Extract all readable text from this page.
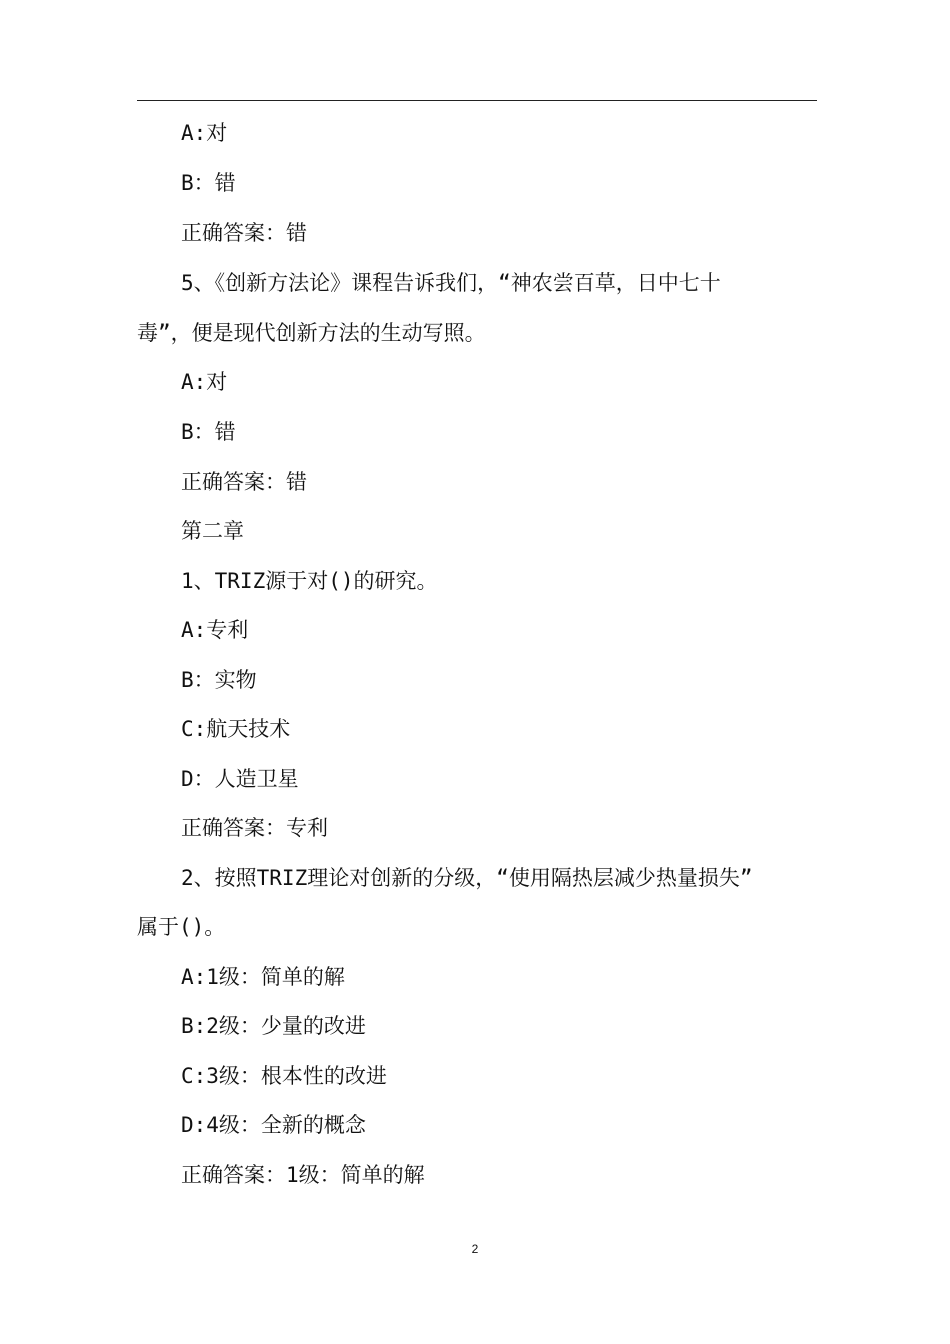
A:对
B：错
正确答案：错
5、《创新方法论》课程告诉我们，“神农尝百草，日中七十
毒”，便是现代创新方法的生动写照。
A:对
B：错
正确答案：错
第二章
1、TRIZ源于对()的研究。
A:专利
B：实物
C:航天技术
D：人造卫星
正确答案：专利
2、按照TRIZ理论对创新的分级，“使用隔热层减少热量损失”
属于()。
A:1级：简单的解
B:2级：少量的改进
C:3级：根本性的改进
D:4级：全新的概念
正确答案：1级：简单的解
2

INSTRUCTION
Retype every entry verbatim and exclude the pictures from the copy.

EXERCISE RESULT
Extract all readable text from this page.
A:对
B：错
正确答案：错
5、《创新方法论》课程告诉我们，“神农尝百草，日中七十
毒”，便是现代创新方法的生动写照。
A:对
B：错
正确答案：错
第二章
1、TRIZ源于对()的研究。
A:专利
B：实物
C:航天技术
D：人造卫星
正确答案：专利
2、按照TRIZ理论对创新的分级，“使用隔热层减少热量损失”
属于()。
A:1级：简单的解
B:2级：少量的改进
C:3级：根本性的改进
D:4级：全新的概念
正确答案：1级：简单的解
2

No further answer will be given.